Please transcribe the data below exactly. Leave the pictures out.

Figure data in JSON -
+---+

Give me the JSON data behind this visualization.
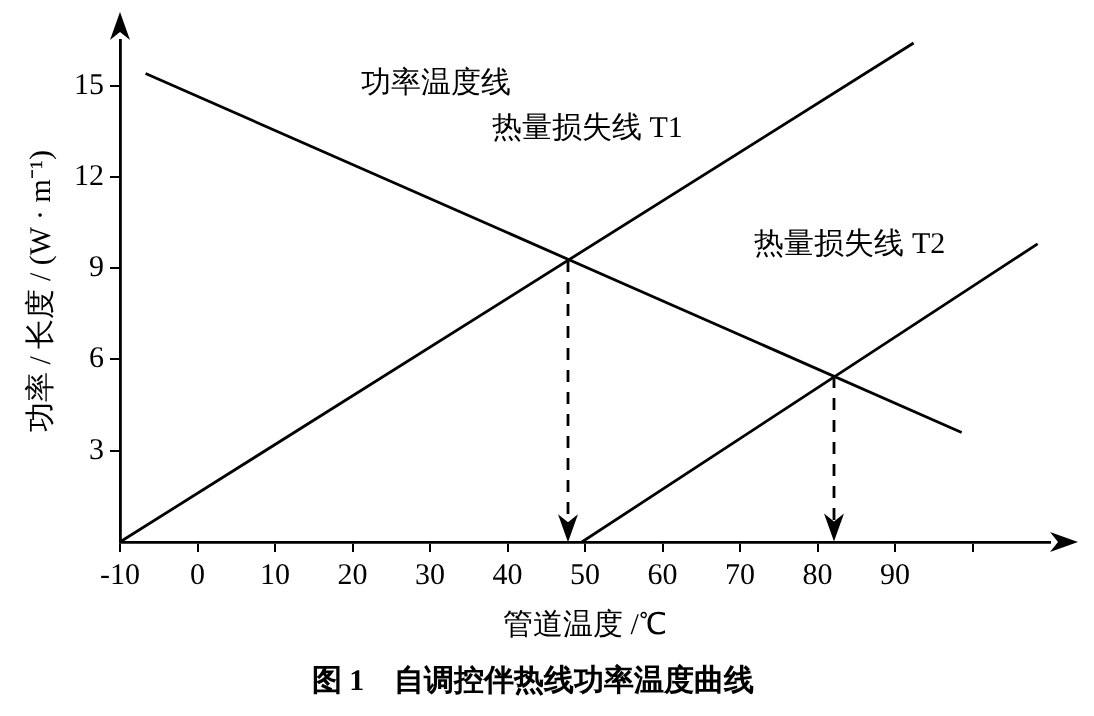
{
  "chart_data": {
    "type": "line",
    "title": "图 1    自调控伴热线功率温度曲线",
    "xlabel": "管道温度 /℃",
    "ylabel": "功率 / 长度 / (W · m⁻¹)",
    "xlim": [
      -10,
      110
    ],
    "xticks": [
      -10,
      0,
      10,
      20,
      30,
      40,
      50,
      60,
      70,
      80,
      90,
      {
        "value": 100,
        "label": null
      }
    ],
    "ylim": [
      0,
      16.5
    ],
    "yticks": [
      3,
      6,
      9,
      12,
      15
    ],
    "grid": false,
    "legend": false,
    "marker": "none",
    "series": [
      {
        "name": "功率温度线",
        "color": "#000000",
        "x": [
          -6.7,
          98.6
        ],
        "values": [
          15.4,
          3.6
        ]
      },
      {
        "name": "热量损失线 T1",
        "color": "#000000",
        "x": [
          -10,
          92.4
        ],
        "values": [
          0,
          16.4
        ]
      },
      {
        "name": "热量损失线 T2",
        "color": "#000000",
        "x": [
          49.6,
          108.4
        ],
        "values": [
          0,
          9.8
        ]
      }
    ]
  }
}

+---+

Correct output -
Give me the JSON data behind this visualization.
{
  "chart_data": {
    "type": "line",
    "title": "图 1    自调控伴热线功率温度曲线",
    "xlabel": "管道温度 /℃",
    "ylabel": "功率 / 长度 / (W · m⁻¹)",
    "xlim": [
      -10,
      110
    ],
    "xticks": [
      -10,
      0,
      10,
      20,
      30,
      40,
      50,
      60,
      70,
      80,
      90,
      {
        "value": 100,
        "label": null
      }
    ],
    "ylim": [
      0,
      16.5
    ],
    "yticks": [
      3,
      6,
      9,
      12,
      15
    ],
    "grid": false,
    "legend": false,
    "marker": "none",
    "series": [
      {
        "name": "功率温度线",
        "color": "#000000",
        "x": [
          -6.7,
          98.6
        ],
        "values": [
          15.4,
          3.6
        ]
      },
      {
        "name": "热量损失线 T1",
        "color": "#000000",
        "x": [
          -10,
          92.4
        ],
        "values": [
          0,
          16.4
        ]
      },
      {
        "name": "热量损失线 T2",
        "color": "#000000",
        "x": [
          49.6,
          108.4
        ],
        "values": [
          0,
          9.8
        ]
      }
    ]
  }
}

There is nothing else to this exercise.